EXERCISE GOAL:
Reproduce the listing word for word, leaving every picture behind.

════════════════════

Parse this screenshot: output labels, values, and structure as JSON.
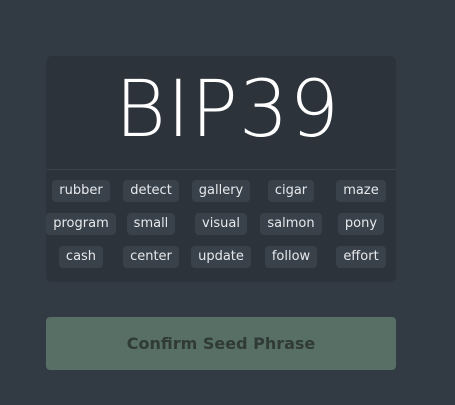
{
  "title": "BIP39",
  "words": [
    "rubber",
    "detect",
    "gallery",
    "cigar",
    "maze",
    "program",
    "small",
    "visual",
    "salmon",
    "pony",
    "cash",
    "center",
    "update",
    "follow",
    "effort"
  ],
  "confirm_label": "Confirm Seed Phrase",
  "colors": {
    "background": "#323a43",
    "card": "#2c333b",
    "chip": "#39414a",
    "button": "#576f64"
  }
}
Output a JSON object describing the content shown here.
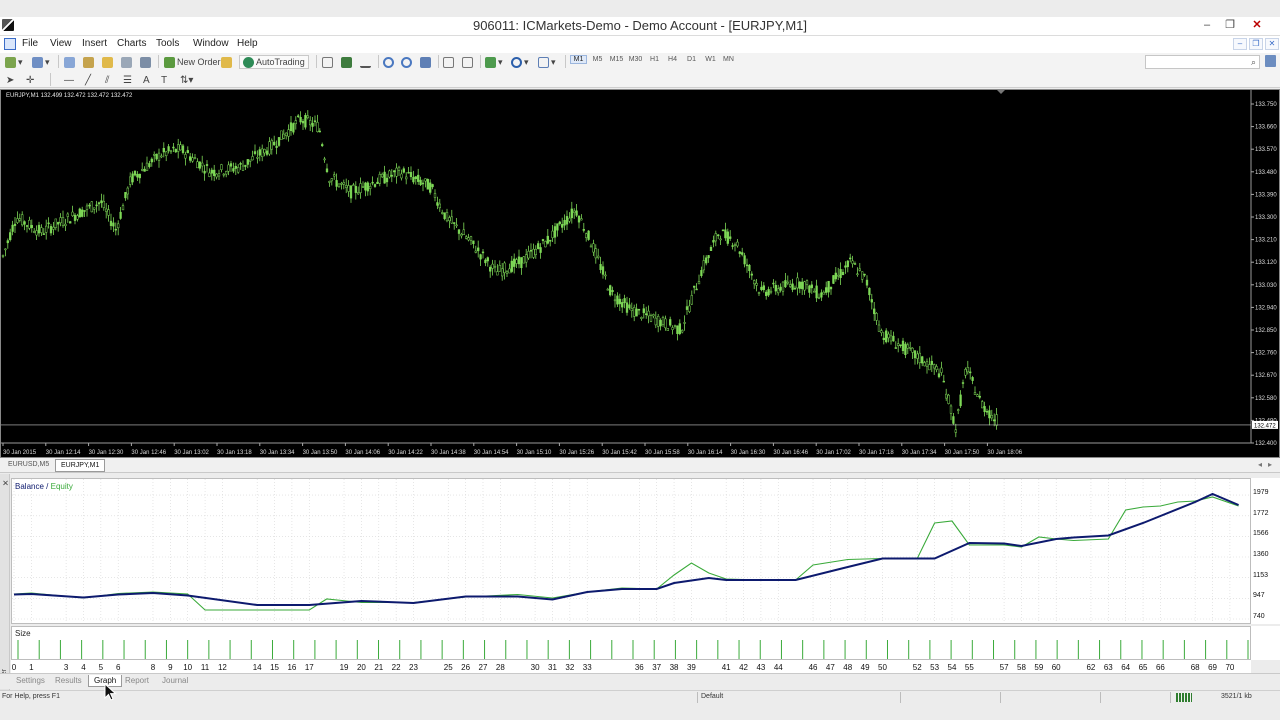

════════════════════

RIGHT ANSWER:
Parse this screenshot: output labels, values, and structure as JSON.
{
  "title": "BIP39",
  "words": [
    "rubber",
    "detect",
    "gallery",
    "cigar",
    "maze",
    "program",
    "small",
    "visual",
    "salmon",
    "pony",
    "cash",
    "center",
    "update",
    "follow",
    "effort"
  ],
  "confirm_label": "Confirm Seed Phrase",
  "colors": {
    "background": "#323a43",
    "card": "#2c333b",
    "chip": "#39414a",
    "button": "#576f64"
  }
}
Output a JSON object describing the content shown here.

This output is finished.